Entries from a dataset
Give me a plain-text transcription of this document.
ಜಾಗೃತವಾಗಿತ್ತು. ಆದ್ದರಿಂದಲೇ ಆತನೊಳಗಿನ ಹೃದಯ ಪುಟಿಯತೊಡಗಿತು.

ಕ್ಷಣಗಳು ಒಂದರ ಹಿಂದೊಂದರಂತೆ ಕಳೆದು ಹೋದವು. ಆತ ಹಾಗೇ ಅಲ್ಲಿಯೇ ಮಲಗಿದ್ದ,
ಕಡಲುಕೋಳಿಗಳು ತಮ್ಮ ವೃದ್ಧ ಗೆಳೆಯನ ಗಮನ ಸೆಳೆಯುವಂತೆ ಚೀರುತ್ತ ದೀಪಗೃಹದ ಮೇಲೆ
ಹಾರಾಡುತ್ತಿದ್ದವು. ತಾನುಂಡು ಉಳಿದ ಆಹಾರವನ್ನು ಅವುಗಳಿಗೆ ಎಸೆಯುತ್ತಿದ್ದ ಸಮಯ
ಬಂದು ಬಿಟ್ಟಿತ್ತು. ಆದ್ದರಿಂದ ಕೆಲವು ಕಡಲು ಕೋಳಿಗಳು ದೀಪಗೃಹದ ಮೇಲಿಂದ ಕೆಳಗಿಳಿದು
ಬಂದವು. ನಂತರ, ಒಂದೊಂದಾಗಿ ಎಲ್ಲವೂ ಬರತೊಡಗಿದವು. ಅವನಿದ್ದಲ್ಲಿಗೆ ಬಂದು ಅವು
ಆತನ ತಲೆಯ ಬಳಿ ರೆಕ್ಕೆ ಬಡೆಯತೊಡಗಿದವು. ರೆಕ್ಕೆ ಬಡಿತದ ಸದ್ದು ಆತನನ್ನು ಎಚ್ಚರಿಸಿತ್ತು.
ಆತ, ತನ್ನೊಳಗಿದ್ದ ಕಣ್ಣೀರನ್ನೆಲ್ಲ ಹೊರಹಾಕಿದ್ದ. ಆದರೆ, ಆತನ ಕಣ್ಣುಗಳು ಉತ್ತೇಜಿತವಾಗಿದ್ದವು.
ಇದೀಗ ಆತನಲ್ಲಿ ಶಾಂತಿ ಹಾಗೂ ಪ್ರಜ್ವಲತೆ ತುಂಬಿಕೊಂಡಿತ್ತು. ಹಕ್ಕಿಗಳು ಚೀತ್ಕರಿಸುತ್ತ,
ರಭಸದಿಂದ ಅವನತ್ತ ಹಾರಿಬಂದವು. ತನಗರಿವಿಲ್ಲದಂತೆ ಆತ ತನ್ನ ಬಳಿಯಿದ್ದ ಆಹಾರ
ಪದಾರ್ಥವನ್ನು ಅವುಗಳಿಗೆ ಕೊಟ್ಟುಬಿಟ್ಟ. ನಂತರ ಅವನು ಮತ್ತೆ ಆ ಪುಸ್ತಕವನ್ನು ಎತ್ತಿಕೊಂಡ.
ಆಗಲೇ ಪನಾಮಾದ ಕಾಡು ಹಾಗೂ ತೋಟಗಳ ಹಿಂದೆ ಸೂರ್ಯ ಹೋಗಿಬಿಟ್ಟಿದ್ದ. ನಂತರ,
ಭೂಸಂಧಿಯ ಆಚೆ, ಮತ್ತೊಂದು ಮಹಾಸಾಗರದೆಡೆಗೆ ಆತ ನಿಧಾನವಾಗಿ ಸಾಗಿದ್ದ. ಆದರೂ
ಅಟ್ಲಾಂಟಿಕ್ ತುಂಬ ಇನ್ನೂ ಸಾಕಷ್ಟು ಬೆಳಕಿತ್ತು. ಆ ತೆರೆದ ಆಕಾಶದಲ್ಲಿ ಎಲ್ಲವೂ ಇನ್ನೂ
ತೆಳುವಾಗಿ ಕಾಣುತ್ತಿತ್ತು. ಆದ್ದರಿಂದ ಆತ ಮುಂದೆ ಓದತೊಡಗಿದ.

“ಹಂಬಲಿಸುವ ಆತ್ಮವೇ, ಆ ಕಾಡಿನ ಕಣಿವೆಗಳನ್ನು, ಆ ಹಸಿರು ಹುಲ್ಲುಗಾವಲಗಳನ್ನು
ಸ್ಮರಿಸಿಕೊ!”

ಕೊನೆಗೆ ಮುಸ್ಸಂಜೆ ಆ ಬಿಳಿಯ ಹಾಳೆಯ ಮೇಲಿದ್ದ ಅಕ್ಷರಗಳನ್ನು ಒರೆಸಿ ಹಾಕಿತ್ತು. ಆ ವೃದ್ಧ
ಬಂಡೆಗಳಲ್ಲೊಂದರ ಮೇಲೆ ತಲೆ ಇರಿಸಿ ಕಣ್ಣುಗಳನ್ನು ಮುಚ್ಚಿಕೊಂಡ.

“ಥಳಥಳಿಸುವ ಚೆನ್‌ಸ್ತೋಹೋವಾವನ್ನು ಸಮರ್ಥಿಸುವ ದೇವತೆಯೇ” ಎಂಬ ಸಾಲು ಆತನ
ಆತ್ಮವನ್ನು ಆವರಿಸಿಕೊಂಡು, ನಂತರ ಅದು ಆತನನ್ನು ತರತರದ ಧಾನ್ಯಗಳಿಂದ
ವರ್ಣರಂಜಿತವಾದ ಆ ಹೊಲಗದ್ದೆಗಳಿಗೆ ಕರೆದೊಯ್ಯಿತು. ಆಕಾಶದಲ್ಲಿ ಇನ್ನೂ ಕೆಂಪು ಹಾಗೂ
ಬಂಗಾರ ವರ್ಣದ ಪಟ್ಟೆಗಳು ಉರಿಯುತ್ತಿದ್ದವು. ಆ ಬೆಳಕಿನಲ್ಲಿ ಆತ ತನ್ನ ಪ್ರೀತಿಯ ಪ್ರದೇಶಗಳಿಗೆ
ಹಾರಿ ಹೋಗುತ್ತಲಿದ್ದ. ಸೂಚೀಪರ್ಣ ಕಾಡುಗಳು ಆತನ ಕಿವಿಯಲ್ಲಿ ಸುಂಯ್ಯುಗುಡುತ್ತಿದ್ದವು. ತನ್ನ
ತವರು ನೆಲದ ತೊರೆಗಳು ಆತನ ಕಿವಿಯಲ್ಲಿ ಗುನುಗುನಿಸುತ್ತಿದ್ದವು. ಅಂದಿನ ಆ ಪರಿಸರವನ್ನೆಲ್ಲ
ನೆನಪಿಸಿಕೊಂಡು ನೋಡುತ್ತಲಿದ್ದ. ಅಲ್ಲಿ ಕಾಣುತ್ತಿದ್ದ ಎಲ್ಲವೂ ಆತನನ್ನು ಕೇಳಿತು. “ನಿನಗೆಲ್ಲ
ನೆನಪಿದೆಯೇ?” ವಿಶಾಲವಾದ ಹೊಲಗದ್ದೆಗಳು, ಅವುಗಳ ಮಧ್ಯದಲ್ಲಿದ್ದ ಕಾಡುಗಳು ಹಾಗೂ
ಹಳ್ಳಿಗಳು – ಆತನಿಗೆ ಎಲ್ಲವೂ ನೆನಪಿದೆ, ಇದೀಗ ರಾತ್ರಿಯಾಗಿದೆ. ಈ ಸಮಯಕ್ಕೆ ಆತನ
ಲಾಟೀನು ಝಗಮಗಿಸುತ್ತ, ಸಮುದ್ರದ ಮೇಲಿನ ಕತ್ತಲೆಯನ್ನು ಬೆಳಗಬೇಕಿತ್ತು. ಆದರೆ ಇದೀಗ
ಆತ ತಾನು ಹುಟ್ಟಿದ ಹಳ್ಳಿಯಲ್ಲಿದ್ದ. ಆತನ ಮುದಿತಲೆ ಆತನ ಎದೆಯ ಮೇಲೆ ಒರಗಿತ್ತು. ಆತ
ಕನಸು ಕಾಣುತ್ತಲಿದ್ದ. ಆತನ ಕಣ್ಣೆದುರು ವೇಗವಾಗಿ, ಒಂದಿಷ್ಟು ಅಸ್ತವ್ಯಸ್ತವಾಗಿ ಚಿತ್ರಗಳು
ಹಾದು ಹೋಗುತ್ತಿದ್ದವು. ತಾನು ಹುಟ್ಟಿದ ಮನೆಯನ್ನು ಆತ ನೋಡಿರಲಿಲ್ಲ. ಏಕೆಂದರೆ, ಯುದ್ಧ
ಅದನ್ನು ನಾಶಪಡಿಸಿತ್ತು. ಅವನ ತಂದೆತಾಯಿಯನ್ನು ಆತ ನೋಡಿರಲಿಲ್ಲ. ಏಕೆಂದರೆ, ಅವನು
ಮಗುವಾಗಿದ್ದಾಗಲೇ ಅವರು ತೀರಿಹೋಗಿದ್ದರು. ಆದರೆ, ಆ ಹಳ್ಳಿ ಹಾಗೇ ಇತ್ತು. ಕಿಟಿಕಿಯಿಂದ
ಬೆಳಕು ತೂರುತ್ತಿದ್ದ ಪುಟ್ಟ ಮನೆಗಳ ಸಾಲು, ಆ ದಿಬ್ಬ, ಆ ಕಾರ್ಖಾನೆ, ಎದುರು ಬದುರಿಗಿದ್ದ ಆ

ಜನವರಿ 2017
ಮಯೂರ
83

◆ **WHAT IS BEING ASKED**: Scan the lines above for "ಆತನನ", then copy every one that has it.

◆ **FINAL RESULT**:
ಆತನ ತಲೆಯ ಬಳಿ ರೆಕ್ಕೆ ಬಡೆಯತೊಡಗಿದವು. ರೆಕ್ಕೆ ಬಡಿತದ ಸದ್ದು ಆತನನ್ನು ಎಚ್ಚರಿಸಿತ್ತು.
ಆತ್ಮವನ್ನು ಆವರಿಸಿಕೊಂಡು, ನಂತರ ಅದು ಆತನನ್ನು ತರತರದ ಧಾನ್ಯಗಳಿಂದ
ನೆನಪಿಸಿಕೊಂಡು ನೋಡುತ್ತಲಿದ್ದ. ಅಲ್ಲಿ ಕಾಣುತ್ತಿದ್ದ ಎಲ್ಲವೂ ಆತನನ್ನು ಕೇಳಿತು. “ನಿನಗೆಲ್ಲ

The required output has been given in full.